■ SUPPLIED TEXT
# Wikipedia Data: Cleaning and EDA
The Wikipedia corpus contains entries from Wikipedia and their counterparts in the simplified "English" Wikipedia. These entries can be aligned by topic (e.g., the entire entry) or by sentence.

In [1]:
# Import packages
import numpy as np
import pandas as pd
import spacy
import nltk
import re
import textstat
import chardet

In [2]:
# Sets option to display all text in pandas dataframes
pd.set_option('display.max_colwidth', None)

# Specify File Locations
RawDat = '../data_raw/'
ClnDat = '../data_clean/'

In [3]:
# Specify whether to load in doc or sentence aligned Wikipedia data
Alignment = 'sentence' # Can be either 'doc' or 'sentence'
if Alignment == 'doc':
    FileExt = '_d.txt'
if Alignment == 'sentence':
    FileExt = '_s.txt'

WikiDF = pd.DataFrame() # Initialize pandas dataframe for data import
for level in ['normal', 'simple']:
    
    FileLoc = RawDat+'/WikiData/'+Alignment+'_aligned/'+level+FileExt
    with open(FileLoc, 'rb') as dataload:
        result = chardet.detect(dataload.read(10000))

■ SHORT PROBLEM 1
In the Wikipedia notebook, which file extension is used when Alignment is set to 'sentence'?
The Wikipedia notebook and the records that come after it are unrelated material.

■ DATA

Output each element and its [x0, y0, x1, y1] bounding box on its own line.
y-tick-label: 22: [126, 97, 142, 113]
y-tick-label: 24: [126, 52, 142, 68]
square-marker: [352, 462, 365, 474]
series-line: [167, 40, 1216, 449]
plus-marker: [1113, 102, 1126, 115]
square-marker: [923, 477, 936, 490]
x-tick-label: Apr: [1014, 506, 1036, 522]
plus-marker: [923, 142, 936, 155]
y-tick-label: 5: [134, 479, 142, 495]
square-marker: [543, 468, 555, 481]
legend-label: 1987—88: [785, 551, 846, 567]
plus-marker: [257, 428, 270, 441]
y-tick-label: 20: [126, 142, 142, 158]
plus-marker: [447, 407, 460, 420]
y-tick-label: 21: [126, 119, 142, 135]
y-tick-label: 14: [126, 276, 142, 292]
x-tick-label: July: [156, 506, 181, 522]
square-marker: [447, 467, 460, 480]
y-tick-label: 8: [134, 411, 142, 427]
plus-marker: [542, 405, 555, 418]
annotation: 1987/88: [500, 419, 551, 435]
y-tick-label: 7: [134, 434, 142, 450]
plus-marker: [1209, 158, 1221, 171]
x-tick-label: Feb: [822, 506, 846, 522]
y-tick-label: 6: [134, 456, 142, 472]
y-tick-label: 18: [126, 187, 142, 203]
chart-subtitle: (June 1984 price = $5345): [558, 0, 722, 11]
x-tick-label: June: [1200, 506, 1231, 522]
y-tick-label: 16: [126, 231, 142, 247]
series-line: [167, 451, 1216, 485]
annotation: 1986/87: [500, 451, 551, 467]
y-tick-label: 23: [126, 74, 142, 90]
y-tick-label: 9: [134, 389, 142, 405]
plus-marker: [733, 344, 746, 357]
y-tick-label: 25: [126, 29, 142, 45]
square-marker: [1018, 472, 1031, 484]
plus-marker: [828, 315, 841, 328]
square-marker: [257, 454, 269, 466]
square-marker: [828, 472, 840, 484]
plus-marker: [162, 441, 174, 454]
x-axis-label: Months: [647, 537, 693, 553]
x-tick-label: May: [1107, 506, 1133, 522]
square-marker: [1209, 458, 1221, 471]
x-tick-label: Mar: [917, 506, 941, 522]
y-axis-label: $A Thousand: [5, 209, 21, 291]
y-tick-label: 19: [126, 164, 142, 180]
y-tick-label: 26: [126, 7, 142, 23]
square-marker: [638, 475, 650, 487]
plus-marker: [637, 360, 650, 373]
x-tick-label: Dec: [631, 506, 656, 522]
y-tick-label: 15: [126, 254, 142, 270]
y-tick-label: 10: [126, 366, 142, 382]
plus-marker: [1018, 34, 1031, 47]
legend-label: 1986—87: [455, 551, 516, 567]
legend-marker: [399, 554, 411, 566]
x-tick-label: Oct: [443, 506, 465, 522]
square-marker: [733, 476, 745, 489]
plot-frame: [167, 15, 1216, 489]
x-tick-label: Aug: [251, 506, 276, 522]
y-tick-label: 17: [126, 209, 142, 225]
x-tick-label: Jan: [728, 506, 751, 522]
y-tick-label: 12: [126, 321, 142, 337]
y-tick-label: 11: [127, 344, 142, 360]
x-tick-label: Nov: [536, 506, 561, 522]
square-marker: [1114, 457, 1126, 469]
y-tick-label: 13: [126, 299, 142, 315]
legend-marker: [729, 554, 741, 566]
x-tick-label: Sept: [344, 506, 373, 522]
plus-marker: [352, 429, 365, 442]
---
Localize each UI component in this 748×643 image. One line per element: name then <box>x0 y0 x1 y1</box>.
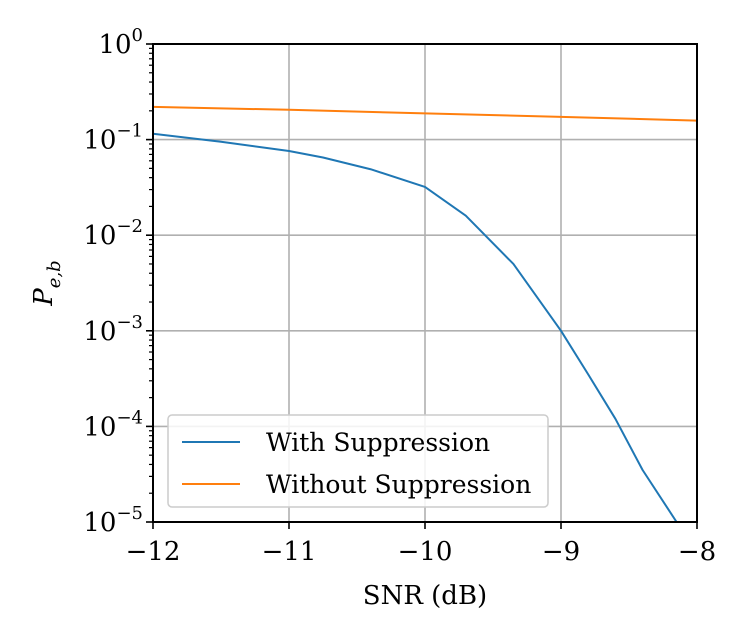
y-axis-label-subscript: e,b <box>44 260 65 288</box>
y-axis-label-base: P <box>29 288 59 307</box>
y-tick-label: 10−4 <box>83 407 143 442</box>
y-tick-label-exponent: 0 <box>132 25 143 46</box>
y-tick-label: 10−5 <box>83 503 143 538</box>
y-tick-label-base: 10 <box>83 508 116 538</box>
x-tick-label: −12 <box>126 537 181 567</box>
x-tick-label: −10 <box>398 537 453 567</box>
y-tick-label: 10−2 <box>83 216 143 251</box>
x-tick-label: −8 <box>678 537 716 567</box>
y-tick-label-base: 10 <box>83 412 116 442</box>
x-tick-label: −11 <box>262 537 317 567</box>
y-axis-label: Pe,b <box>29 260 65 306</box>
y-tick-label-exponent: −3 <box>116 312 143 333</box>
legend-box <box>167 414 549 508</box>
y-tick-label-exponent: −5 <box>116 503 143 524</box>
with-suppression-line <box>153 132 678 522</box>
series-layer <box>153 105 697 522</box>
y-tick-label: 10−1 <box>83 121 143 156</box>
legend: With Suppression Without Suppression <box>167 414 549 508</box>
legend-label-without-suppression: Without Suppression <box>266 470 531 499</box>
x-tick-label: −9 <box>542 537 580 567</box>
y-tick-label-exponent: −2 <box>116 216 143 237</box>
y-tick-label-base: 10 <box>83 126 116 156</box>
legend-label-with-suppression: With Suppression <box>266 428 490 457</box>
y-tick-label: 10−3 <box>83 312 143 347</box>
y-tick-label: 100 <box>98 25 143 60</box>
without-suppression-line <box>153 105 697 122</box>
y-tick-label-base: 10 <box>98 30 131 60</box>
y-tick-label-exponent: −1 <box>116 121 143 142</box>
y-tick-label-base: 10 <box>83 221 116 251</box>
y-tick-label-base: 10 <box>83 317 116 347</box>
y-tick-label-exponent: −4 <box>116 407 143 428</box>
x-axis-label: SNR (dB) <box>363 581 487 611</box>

■ SHORT PROBLEM 2
Reproduce the stretch of the records from the line containing "Output each element" through the line containing "y-tick-label: 6: [134, 456, 142, 472]", including both of those lines.

■ FULL RESPONSE 1
_s.txt

■ FULL RESPONSE 2
Output each element and its [x0, y0, x1, y1] bounding box on its own line.
y-tick-label: 22: [126, 97, 142, 113]
y-tick-label: 24: [126, 52, 142, 68]
square-marker: [352, 462, 365, 474]
series-line: [167, 40, 1216, 449]
plus-marker: [1113, 102, 1126, 115]
square-marker: [923, 477, 936, 490]
x-tick-label: Apr: [1014, 506, 1036, 522]
plus-marker: [923, 142, 936, 155]
y-tick-label: 5: [134, 479, 142, 495]
square-marker: [543, 468, 555, 481]
legend-label: 1987—88: [785, 551, 846, 567]
plus-marker: [257, 428, 270, 441]
y-tick-label: 20: [126, 142, 142, 158]
plus-marker: [447, 407, 460, 420]
y-tick-label: 21: [126, 119, 142, 135]
y-tick-label: 14: [126, 276, 142, 292]
x-tick-label: July: [156, 506, 181, 522]
square-marker: [447, 467, 460, 480]
y-tick-label: 8: [134, 411, 142, 427]
plus-marker: [542, 405, 555, 418]
annotation: 1987/88: [500, 419, 551, 435]
y-tick-label: 7: [134, 434, 142, 450]
plus-marker: [1209, 158, 1221, 171]
x-tick-label: Feb: [822, 506, 846, 522]
y-tick-label: 6: [134, 456, 142, 472]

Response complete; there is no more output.